TEXT BLOCK:
= = = =
Re: [PATCH -mm] vmscan: bail out of page reclaim after swap_cluster_max pages
From: KOSAKI Motohiro
Date: Thu Nov 13 2008 - 19:51:22 EST
Hi
> Sometimes the VM spends the first few priority rounds rotating back
> referenced pages and submitting IO. Once we get to a lower priority,
> sometimes the VM ends up freeing way too many pages.
>
> The fix is relatively simple: in shrink_zone() we can check how many
> pages we have already freed and break out of the loop.
>
> However, in order to do this we do need to know how many pages we already
> freed, so move nr_reclaimed into scan_control.
>
>
> Signed-off-by: Rik van Riel <riel@xxxxxxxxxx>
Wow!
Honestly, I prepared the similar patche recently.
> ---
> mm/vmscan.c | 60 ++++++++++++++++++++++++++++++------------------------------
> 1 file changed, 30 insertions(+), 30 deletions(-)
>
> Index: linux-2.6.28-rc2-mm1/mm/vmscan.c
> ===================================================================
> --- linux-2.6.28-rc2-mm1.orig/mm/vmscan.c 2008-10-30 15:20:06.000000000 -0400
> +++ linux-2.6.28-rc2-mm1/mm/vmscan.c 2008-11-13 17:08:35.000000000 -0500
> @@ -53,6 +53,9 @@ struct scan_control {
> /* Incremented by the number of inactive pages that were scanned */
> unsigned long nr_scanned;
>
> + /* Number of pages that were freed */
> + unsigned long nr_reclaimed;
> +
> /* This context's GFP mask */
> gfp_t gfp_mask;
>
> @@ -1408,16 +1411,14 @@ static void get_scan_ratio(struct zone *
> percent[1] = 100 - percent[0];
> }
>
> -
> /*
> * This is a basic per-zone page freer. Used by both kswapd and direct reclaim.
= = = =
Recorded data
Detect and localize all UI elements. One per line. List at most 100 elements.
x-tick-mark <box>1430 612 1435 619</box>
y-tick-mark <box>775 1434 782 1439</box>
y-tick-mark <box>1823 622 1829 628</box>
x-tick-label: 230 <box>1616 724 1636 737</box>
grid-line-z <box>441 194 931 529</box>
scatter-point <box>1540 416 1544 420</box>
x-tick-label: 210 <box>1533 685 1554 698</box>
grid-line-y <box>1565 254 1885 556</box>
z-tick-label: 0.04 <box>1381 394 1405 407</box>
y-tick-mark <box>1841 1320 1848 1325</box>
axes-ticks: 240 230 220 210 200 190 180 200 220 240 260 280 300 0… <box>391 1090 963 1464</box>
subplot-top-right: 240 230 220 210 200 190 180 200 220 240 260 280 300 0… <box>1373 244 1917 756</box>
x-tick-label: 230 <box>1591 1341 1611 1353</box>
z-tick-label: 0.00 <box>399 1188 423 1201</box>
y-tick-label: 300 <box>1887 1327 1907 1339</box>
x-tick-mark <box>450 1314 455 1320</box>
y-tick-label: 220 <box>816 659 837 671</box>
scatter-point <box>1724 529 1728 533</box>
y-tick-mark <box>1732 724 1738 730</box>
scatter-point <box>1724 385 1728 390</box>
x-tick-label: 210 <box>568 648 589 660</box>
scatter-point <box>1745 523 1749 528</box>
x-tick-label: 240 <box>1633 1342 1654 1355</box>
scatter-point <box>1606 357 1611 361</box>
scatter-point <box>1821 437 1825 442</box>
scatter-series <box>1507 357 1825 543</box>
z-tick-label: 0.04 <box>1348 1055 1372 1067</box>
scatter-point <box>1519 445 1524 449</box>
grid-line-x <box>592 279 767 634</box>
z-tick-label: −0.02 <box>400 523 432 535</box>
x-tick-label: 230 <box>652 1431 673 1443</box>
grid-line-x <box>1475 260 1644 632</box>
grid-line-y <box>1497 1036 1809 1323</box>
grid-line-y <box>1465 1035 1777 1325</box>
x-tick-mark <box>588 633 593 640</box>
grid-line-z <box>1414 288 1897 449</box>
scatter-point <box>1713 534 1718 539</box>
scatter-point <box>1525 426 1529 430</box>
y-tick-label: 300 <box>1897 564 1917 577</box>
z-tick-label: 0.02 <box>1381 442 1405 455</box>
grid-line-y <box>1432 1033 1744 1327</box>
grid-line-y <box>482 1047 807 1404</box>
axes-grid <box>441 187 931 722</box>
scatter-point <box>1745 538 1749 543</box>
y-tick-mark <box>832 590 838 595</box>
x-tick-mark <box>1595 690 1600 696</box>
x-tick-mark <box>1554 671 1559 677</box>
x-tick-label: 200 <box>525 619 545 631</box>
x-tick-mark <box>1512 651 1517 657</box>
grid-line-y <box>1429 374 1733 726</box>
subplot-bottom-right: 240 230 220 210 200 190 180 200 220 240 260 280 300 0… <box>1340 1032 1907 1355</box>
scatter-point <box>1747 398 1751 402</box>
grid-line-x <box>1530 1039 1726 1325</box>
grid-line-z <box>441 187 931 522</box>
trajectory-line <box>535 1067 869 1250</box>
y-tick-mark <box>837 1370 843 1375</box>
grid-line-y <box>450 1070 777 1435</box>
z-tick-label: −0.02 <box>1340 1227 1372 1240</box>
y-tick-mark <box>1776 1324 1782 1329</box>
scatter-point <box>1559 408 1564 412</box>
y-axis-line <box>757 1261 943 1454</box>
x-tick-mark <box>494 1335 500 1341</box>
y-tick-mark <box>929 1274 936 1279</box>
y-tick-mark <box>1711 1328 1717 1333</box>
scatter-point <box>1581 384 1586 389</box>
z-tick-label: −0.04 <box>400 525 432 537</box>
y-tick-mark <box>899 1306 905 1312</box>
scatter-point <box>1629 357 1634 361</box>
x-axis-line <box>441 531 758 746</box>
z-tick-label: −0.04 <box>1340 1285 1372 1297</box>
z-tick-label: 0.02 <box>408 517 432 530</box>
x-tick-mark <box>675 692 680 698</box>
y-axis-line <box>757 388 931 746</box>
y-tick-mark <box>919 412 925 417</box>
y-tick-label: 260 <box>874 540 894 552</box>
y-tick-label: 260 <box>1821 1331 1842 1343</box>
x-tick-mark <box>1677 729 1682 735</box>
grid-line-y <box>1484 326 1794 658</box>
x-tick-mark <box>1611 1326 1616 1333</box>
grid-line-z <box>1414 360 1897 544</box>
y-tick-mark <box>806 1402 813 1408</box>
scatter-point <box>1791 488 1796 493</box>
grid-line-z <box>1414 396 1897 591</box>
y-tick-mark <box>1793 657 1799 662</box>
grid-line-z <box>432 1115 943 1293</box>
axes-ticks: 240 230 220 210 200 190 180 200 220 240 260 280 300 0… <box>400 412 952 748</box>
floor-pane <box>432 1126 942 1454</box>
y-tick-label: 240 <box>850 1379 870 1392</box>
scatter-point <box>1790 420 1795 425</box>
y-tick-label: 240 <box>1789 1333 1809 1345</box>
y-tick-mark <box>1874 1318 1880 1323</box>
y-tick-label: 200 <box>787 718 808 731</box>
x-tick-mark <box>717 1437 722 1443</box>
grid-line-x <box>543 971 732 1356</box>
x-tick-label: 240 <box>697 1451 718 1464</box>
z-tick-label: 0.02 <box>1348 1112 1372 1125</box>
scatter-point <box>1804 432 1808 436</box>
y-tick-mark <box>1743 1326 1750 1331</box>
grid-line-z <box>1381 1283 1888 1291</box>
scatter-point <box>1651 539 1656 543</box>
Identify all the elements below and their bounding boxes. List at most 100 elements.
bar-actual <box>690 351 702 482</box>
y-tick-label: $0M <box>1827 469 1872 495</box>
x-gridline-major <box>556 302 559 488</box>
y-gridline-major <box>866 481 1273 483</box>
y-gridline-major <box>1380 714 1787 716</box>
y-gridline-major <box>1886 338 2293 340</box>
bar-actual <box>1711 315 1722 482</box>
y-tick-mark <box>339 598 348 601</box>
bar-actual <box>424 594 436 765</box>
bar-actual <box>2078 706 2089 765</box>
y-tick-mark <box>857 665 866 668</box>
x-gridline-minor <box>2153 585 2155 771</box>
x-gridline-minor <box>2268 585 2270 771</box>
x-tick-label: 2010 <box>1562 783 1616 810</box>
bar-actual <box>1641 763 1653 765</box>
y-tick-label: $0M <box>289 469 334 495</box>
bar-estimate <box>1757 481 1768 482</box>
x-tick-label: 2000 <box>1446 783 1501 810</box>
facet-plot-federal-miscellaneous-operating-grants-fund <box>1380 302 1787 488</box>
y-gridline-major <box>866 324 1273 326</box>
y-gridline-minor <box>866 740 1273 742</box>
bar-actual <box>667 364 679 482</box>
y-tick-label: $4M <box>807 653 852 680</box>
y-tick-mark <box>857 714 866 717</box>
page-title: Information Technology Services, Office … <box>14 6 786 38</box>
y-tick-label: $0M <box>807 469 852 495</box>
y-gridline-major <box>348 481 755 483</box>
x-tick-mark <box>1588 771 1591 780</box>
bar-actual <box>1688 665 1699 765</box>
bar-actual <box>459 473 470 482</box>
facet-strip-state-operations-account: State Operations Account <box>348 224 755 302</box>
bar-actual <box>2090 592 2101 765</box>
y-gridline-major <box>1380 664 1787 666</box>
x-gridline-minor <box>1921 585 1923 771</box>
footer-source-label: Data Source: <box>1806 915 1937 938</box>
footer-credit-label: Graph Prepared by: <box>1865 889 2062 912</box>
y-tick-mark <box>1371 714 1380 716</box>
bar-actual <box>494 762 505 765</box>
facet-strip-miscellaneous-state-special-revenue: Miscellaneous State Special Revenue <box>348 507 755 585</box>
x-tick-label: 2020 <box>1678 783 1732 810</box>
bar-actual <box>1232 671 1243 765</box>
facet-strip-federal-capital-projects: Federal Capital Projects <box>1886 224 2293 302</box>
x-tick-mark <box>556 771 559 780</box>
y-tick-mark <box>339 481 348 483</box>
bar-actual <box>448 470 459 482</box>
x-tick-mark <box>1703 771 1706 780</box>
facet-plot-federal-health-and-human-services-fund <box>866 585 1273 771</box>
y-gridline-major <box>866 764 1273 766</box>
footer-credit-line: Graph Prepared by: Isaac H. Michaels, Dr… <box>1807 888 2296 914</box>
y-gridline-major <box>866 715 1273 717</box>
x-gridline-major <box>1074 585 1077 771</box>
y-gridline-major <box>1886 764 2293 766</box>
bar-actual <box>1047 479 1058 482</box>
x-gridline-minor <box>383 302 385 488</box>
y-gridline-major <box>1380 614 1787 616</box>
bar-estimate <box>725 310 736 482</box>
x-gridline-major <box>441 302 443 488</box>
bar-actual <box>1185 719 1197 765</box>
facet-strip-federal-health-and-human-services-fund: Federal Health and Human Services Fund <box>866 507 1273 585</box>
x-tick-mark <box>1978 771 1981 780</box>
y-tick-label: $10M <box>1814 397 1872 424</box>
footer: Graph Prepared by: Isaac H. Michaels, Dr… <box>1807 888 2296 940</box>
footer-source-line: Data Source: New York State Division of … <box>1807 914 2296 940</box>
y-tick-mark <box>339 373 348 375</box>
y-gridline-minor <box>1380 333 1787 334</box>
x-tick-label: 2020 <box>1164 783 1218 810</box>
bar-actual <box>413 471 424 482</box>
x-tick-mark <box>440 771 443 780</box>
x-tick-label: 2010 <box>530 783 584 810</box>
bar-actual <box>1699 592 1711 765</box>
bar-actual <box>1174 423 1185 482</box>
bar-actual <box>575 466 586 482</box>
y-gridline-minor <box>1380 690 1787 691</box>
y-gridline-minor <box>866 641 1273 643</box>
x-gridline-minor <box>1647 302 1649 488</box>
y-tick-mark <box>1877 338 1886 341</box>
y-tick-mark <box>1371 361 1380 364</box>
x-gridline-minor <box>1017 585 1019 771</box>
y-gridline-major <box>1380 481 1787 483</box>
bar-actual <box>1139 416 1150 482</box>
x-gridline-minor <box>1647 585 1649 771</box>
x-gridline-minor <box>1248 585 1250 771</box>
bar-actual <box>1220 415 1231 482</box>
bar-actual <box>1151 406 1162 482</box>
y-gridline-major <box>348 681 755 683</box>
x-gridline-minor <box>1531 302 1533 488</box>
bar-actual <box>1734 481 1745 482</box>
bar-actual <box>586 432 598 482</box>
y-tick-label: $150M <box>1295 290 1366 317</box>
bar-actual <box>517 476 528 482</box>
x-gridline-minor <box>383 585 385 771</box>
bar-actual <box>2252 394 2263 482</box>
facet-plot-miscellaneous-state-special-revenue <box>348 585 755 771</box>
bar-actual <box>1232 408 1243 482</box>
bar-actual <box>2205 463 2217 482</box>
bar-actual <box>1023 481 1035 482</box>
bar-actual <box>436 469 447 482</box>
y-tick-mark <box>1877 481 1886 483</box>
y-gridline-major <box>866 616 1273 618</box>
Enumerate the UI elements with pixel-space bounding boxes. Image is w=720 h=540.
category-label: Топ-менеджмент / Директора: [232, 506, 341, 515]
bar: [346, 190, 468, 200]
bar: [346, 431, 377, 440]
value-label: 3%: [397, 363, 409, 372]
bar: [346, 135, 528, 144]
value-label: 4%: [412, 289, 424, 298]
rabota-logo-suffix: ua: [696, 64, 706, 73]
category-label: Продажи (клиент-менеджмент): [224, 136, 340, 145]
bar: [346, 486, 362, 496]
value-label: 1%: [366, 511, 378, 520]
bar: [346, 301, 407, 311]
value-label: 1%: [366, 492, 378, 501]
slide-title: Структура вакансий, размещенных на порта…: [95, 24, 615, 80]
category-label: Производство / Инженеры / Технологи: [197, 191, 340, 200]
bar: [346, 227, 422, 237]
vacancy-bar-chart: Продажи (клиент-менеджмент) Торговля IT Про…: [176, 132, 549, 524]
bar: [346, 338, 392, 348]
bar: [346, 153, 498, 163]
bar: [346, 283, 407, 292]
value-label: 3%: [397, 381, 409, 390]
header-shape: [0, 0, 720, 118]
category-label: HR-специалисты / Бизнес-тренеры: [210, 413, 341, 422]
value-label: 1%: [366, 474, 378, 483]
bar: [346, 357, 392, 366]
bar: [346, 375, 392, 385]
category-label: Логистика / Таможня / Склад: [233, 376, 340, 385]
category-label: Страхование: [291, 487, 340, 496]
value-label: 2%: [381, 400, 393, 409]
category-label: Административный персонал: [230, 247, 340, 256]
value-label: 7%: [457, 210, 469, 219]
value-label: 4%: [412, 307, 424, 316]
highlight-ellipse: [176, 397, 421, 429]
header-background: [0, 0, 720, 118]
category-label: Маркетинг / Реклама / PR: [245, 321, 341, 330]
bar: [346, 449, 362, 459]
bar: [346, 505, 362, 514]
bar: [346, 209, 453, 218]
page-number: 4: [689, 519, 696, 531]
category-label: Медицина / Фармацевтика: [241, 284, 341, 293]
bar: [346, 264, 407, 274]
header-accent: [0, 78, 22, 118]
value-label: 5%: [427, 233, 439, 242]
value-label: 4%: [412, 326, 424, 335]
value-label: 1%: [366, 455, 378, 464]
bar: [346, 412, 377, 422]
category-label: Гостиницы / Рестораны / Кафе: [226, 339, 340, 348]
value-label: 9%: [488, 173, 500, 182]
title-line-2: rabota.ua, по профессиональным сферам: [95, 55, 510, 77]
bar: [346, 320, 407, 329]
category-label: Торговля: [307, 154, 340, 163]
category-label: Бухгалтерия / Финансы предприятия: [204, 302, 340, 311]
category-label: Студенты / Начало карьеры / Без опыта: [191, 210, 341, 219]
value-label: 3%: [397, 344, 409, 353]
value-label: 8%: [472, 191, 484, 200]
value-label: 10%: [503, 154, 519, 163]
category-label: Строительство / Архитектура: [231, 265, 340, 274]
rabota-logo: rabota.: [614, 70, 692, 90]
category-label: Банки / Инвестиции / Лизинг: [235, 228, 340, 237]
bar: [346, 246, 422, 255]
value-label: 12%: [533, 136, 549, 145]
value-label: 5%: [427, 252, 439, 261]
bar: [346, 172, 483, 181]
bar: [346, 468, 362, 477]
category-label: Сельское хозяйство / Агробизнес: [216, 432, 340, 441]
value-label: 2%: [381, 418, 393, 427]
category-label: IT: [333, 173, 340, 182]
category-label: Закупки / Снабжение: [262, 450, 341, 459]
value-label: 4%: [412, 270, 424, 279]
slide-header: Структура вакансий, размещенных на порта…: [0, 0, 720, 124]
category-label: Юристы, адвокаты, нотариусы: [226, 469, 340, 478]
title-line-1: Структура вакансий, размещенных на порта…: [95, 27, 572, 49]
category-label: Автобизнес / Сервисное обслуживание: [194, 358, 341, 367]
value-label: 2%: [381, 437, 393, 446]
= = = =
WHAT TO PRODUCE: Repeat, word for word, everything in the vmscan patch message from "Honestly, I prepared" down to "insertions(+), 30 deletions(-)".

RIGHT ANSWER:
Honestly, I prepared the similar patche recently.
> ---
> mm/vmscan.c | 60 ++++++++++++++++++++++++++++++------------------------------
> 1 file changed, 30 insertions(+), 30 deletions(-)